- _Instructions for the task_:
Find every line in the records below that holds the word "this" and copy it.

- _Provided information_:
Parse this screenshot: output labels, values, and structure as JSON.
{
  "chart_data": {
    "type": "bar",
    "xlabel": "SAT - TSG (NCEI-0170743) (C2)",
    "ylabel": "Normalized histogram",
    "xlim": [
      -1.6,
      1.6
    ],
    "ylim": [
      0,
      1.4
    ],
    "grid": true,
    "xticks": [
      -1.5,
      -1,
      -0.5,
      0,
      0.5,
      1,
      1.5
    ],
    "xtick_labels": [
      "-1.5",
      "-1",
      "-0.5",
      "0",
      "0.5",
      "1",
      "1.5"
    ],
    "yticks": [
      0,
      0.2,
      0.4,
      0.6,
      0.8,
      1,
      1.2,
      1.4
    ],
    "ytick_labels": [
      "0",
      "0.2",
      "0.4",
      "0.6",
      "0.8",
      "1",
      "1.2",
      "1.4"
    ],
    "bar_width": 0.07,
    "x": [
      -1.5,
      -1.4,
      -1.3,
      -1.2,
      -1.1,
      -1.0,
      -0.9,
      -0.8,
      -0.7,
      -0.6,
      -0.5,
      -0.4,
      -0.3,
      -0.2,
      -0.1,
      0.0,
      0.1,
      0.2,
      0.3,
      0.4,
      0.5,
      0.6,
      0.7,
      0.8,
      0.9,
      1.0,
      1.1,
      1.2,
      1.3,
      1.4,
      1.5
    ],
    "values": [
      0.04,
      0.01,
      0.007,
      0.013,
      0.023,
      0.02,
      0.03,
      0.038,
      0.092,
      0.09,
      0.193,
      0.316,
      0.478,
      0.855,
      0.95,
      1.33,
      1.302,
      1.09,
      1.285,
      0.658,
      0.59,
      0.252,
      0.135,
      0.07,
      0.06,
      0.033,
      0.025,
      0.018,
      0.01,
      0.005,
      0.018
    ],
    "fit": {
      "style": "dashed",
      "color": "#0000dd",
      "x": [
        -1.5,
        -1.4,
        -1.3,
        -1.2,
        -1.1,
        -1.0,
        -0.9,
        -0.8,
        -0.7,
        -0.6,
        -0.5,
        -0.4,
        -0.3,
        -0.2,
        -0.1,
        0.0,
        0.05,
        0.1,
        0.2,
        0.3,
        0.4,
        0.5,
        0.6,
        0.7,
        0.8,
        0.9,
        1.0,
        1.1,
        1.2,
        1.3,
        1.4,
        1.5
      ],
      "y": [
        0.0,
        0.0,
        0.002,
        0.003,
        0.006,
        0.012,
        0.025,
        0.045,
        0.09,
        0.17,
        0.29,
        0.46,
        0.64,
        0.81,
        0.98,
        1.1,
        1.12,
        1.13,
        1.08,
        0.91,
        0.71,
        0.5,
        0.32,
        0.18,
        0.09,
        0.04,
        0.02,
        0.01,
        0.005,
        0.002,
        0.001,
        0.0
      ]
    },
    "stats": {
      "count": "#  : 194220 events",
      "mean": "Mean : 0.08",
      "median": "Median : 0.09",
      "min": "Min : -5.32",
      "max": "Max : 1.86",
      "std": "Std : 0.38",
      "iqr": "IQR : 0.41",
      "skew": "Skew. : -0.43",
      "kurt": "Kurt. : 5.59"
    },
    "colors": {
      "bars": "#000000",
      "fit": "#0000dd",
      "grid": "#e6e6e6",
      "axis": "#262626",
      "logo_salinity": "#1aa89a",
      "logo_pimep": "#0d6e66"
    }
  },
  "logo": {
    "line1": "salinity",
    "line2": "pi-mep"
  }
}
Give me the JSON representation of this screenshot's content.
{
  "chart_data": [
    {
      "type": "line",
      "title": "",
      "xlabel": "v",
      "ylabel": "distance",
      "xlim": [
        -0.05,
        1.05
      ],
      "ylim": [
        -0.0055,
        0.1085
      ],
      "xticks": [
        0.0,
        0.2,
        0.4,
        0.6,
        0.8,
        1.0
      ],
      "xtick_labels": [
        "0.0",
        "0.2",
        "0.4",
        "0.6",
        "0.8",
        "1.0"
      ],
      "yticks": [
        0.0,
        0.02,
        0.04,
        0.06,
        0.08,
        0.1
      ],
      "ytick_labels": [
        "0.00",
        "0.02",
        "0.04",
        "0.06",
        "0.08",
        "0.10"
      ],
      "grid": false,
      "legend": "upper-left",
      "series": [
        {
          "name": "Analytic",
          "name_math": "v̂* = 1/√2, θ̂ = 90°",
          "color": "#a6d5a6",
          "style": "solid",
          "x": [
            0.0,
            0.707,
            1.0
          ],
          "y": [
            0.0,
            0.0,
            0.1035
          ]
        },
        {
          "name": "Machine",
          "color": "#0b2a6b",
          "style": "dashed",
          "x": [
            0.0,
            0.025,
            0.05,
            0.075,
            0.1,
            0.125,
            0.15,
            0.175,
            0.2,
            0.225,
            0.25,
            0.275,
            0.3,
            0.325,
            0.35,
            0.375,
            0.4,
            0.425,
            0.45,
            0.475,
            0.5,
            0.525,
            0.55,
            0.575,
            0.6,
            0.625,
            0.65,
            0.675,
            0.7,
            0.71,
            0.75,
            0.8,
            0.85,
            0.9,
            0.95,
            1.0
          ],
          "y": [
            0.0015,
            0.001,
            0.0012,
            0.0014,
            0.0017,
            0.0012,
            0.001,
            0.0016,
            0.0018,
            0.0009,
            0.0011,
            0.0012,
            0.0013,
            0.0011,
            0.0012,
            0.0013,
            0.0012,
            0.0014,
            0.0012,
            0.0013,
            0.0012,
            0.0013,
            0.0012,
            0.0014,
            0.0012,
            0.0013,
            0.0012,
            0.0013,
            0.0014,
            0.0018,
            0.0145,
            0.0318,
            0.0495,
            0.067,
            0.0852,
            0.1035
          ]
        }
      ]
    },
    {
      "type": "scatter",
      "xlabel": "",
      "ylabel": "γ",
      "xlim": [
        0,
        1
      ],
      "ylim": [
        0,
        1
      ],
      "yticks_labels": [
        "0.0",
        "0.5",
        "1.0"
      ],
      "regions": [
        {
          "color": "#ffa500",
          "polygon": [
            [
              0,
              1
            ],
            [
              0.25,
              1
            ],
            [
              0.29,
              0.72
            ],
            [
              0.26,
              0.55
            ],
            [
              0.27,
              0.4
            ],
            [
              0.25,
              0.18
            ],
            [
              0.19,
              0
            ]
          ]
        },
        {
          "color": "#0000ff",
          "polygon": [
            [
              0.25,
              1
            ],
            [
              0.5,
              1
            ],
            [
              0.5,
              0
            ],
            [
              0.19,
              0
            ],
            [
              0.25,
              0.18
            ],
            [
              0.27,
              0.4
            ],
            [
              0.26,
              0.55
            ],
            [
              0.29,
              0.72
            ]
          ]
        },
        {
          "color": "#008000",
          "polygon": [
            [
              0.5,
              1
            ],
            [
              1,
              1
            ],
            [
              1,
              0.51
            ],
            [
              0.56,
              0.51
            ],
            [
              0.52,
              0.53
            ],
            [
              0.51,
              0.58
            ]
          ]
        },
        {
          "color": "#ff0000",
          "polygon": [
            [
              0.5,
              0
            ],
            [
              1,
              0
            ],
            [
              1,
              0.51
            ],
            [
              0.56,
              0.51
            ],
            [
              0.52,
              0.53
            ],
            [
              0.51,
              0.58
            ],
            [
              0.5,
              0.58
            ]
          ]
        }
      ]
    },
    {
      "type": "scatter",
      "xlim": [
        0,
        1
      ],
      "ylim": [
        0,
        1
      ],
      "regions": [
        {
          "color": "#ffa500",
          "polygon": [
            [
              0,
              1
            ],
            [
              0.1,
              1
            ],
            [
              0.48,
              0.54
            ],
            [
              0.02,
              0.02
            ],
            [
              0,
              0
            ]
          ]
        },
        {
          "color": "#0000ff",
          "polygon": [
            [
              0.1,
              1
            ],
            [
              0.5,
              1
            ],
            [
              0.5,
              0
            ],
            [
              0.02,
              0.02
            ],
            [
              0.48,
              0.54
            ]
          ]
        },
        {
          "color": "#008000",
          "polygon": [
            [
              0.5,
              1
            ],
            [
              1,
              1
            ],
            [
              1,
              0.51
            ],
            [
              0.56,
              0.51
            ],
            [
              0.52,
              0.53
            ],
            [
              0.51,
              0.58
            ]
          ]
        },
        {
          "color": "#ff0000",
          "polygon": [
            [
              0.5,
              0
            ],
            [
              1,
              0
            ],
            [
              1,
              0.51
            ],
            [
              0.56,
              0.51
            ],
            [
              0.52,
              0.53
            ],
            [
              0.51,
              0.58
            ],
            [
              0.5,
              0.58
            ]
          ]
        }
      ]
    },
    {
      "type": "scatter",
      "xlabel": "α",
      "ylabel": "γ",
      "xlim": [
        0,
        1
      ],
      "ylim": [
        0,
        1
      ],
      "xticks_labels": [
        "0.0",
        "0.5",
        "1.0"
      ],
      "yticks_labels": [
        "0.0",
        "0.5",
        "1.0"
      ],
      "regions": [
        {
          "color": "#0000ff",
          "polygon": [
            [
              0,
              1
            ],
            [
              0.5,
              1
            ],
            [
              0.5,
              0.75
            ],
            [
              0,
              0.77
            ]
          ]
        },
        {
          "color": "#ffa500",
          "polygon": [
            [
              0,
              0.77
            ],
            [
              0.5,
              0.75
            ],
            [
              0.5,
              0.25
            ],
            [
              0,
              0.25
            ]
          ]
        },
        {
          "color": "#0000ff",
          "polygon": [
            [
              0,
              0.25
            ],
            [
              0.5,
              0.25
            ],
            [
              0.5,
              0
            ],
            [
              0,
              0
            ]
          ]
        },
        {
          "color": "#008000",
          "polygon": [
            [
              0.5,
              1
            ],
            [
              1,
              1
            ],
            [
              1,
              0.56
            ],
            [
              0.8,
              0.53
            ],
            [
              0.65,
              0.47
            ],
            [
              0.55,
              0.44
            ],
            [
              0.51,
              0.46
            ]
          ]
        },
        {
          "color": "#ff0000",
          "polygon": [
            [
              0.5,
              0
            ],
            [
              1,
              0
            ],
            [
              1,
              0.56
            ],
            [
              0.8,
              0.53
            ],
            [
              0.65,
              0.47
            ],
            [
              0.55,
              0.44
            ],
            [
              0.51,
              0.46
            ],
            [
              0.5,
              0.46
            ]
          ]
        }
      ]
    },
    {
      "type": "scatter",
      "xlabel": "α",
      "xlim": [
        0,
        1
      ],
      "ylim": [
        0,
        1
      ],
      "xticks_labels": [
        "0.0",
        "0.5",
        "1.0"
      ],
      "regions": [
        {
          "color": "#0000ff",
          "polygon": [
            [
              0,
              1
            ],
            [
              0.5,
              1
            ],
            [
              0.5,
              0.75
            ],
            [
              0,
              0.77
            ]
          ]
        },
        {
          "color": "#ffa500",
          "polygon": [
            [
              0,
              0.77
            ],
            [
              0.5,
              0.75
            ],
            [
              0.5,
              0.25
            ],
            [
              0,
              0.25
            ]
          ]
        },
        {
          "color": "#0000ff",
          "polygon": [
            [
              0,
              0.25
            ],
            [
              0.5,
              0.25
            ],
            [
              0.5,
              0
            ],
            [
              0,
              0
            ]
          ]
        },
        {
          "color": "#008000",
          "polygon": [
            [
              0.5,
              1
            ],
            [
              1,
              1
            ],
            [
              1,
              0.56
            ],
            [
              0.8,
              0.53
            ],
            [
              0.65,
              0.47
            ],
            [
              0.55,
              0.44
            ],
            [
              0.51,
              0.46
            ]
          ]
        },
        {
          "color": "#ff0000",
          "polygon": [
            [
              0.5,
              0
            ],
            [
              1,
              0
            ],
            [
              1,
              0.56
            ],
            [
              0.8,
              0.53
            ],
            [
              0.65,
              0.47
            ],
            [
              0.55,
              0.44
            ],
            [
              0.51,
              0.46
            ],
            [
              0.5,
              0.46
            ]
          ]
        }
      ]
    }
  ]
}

- _Solution_:
Parse this screenshot: output labels, values, and structure as JSON.
Give me the JSON representation of this screenshot's content.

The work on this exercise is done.